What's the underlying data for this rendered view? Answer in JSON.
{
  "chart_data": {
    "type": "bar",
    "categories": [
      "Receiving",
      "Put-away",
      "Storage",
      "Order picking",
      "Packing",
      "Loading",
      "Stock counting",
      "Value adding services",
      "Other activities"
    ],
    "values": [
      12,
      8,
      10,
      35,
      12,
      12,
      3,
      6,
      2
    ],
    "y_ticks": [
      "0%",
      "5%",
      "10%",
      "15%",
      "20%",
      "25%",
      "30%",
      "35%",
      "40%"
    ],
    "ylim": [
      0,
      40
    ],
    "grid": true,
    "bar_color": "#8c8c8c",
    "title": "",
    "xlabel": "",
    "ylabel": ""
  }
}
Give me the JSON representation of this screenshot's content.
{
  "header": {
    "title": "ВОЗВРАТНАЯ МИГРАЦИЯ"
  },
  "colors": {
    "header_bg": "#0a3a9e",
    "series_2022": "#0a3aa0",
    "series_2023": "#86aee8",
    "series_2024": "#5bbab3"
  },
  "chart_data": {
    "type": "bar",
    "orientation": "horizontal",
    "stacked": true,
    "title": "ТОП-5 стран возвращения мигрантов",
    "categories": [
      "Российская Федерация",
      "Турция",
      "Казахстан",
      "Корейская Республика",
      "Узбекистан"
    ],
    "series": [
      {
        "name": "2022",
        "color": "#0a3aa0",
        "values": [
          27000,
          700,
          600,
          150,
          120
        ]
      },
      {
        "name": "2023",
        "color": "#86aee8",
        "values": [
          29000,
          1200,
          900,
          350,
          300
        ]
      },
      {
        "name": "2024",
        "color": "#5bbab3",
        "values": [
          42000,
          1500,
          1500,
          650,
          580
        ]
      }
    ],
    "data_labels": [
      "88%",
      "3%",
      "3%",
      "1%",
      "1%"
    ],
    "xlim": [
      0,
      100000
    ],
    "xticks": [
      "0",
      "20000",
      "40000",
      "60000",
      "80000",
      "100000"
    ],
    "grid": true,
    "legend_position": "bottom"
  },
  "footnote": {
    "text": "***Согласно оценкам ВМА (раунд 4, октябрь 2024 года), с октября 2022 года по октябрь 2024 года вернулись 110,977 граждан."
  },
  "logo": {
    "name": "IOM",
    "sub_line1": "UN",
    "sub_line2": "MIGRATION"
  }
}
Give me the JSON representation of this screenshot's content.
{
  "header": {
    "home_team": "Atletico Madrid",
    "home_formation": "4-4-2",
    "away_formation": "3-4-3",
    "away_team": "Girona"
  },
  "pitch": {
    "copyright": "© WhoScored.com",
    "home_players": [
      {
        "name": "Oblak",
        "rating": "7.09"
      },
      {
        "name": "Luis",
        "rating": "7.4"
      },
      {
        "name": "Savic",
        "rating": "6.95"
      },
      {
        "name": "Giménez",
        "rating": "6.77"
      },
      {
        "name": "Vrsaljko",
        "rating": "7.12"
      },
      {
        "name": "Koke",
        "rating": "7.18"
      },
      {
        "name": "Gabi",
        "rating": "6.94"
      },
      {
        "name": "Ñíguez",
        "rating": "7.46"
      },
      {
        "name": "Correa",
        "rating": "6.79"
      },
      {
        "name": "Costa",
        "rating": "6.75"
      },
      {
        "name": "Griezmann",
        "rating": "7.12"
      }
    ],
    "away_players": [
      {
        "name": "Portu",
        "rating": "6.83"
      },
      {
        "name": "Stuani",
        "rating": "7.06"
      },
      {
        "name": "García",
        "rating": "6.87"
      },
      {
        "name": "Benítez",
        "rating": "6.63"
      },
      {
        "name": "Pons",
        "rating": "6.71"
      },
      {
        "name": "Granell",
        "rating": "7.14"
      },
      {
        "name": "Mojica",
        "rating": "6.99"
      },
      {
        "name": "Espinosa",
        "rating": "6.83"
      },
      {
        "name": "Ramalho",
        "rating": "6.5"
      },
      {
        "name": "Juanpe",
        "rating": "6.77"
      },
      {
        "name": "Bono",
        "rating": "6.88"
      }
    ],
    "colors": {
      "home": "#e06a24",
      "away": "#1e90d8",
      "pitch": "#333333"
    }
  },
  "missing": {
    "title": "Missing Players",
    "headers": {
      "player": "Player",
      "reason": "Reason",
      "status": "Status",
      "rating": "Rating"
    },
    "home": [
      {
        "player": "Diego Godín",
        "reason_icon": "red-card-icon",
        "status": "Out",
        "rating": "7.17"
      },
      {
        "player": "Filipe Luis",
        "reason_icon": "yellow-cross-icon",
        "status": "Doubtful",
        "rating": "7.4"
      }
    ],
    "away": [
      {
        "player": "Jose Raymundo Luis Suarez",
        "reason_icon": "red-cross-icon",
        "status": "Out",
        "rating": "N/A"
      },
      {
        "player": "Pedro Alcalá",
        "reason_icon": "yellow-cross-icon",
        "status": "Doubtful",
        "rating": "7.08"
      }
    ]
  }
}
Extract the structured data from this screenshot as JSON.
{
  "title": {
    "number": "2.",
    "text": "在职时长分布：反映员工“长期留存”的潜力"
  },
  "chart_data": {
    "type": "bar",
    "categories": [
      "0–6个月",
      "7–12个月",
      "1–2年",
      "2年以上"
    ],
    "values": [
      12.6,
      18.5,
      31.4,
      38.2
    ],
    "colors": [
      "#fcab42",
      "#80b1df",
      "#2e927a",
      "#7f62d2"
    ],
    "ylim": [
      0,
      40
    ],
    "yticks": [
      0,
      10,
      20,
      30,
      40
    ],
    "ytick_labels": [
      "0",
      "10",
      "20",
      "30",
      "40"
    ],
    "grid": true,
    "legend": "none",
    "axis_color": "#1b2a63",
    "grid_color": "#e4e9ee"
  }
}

Required work: Go through the listing and print each line exactly as it appears.

Final answer:
What's the underlying data for this rendered view? Answer in JSON.
{
  "chart_data": {
    "type": "bar",
    "categories": [
      "Receiving",
      "Put-away",
      "Storage",
      "Order picking",
      "Packing",
      "Loading",
      "Stock counting",
      "Value adding services",
      "Other activities"
    ],
    "values": [
      12,
      8,
      10,
      35,
      12,
      12,
      3,
      6,
      2
    ],
    "y_ticks": [
      "0%",
      "5%",
      "10%",
      "15%",
      "20%",
      "25%",
      "30%",
      "35%",
      "40%"
    ],
    "ylim": [
      0,
      40
    ],
    "grid": true,
    "bar_color": "#8c8c8c",
    "title": "",
    "xlabel": "",
    "ylabel": ""
  }
}
Give me the JSON representation of this screenshot's content.
{
  "header": {
    "title": "ВОЗВРАТНАЯ МИГРАЦИЯ"
  },
  "colors": {
    "header_bg": "#0a3a9e",
    "series_2022": "#0a3aa0",
    "series_2023": "#86aee8",
    "series_2024": "#5bbab3"
  },
  "chart_data": {
    "type": "bar",
    "orientation": "horizontal",
    "stacked": true,
    "title": "ТОП-5 стран возвращения мигрантов",
    "categories": [
      "Российская Федерация",
      "Турция",
      "Казахстан",
      "Корейская Республика",
      "Узбекистан"
    ],
    "series": [
      {
        "name": "2022",
        "color": "#0a3aa0",
        "values": [
          27000,
          700,
          600,
          150,
          120
        ]
      },
      {
        "name": "2023",
        "color": "#86aee8",
        "values": [
          29000,
          1200,
          900,
          350,
          300
        ]
      },
      {
        "name": "2024",
        "color": "#5bbab3",
        "values": [
          42000,
          1500,
          1500,
          650,
          580
        ]
      }
    ],
    "data_labels": [
      "88%",
      "3%",
      "3%",
      "1%",
      "1%"
    ],
    "xlim": [
      0,
      100000
    ],
    "xticks": [
      "0",
      "20000",
      "40000",
      "60000",
      "80000",
      "100000"
    ],
    "grid": true,
    "legend_position": "bottom"
  },
  "footnote": {
    "text": "***Согласно оценкам ВМА (раунд 4, октябрь 2024 года), с октября 2022 года по октябрь 2024 года вернулись 110,977 граждан."
  },
  "logo": {
    "name": "IOM",
    "sub_line1": "UN",
    "sub_line2": "MIGRATION"
  }
}
Give me the JSON representation of this screenshot's content.
{
  "header": {
    "home_team": "Atletico Madrid",
    "home_formation": "4-4-2",
    "away_formation": "3-4-3",
    "away_team": "Girona"
  },
  "pitch": {
    "copyright": "© WhoScored.com",
    "home_players": [
      {
        "name": "Oblak",
        "rating": "7.09"
      },
      {
        "name": "Luis",
        "rating": "7.4"
      },
      {
        "name": "Savic",
        "rating": "6.95"
      },
      {
        "name": "Giménez",
        "rating": "6.77"
      },
      {
        "name": "Vrsaljko",
        "rating": "7.12"
      },
      {
        "name": "Koke",
        "rating": "7.18"
      },
      {
        "name": "Gabi",
        "rating": "6.94"
      },
      {
        "name": "Ñíguez",
        "rating": "7.46"
      },
      {
        "name": "Correa",
        "rating": "6.79"
      },
      {
        "name": "Costa",
        "rating": "6.75"
      },
      {
        "name": "Griezmann",
        "rating": "7.12"
      }
    ],
    "away_players": [
      {
        "name": "Portu",
        "rating": "6.83"
      },
      {
        "name": "Stuani",
        "rating": "7.06"
      },
      {
        "name": "García",
        "rating": "6.87"
      },
      {
        "name": "Benítez",
        "rating": "6.63"
      },
      {
        "name": "Pons",
        "rating": "6.71"
      },
      {
        "name": "Granell",
        "rating": "7.14"
      },
      {
        "name": "Mojica",
        "rating": "6.99"
      },
      {
        "name": "Espinosa",
        "rating": "6.83"
      },
      {
        "name": "Ramalho",
        "rating": "6.5"
      },
      {
        "name": "Juanpe",
        "rating": "6.77"
      },
      {
        "name": "Bono",
        "rating": "6.88"
      }
    ],
    "colors": {
      "home": "#e06a24",
      "away": "#1e90d8",
      "pitch": "#333333"
    }
  },
  "missing": {
    "title": "Missing Players",
    "headers": {
      "player": "Player",
      "reason": "Reason",
      "status": "Status",
      "rating": "Rating"
    },
    "home": [
      {
        "player": "Diego Godín",
        "reason_icon": "red-card-icon",
        "status": "Out",
        "rating": "7.17"
      },
      {
        "player": "Filipe Luis",
        "reason_icon": "yellow-cross-icon",
        "status": "Doubtful",
        "rating": "7.4"
      }
    ],
    "away": [
      {
        "player": "Jose Raymundo Luis Suarez",
        "reason_icon": "red-cross-icon",
        "status": "Out",
        "rating": "N/A"
      },
      {
        "player": "Pedro Alcalá",
        "reason_icon": "yellow-cross-icon",
        "status": "Doubtful",
        "rating": "7.08"
      }
    ]
  }
}
Extract the structured data from this screenshot as JSON.
{
  "title": {
    "number": "2.",
    "text": "在职时长分布：反映员工“长期留存”的潜力"
  },
  "chart_data": {
    "type": "bar",
    "categories": [
      "0–6个月",
      "7–12个月",
      "1–2年",
      "2年以上"
    ],
    "values": [
      12.6,
      18.5,
      31.4,
      38.2
    ],
    "colors": [
      "#fcab42",
      "#80b1df",
      "#2e927a",
      "#7f62d2"
    ],
    "ylim": [
      0,
      40
    ],
    "yticks": [
      0,
      10,
      20,
      30,
      40
    ],
    "ytick_labels": [
      "0",
      "10",
      "20",
      "30",
      "40"
    ],
    "grid": true,
    "legend": "none",
    "axis_color": "#1b2a63",
    "grid_color": "#e4e9ee"
  }
}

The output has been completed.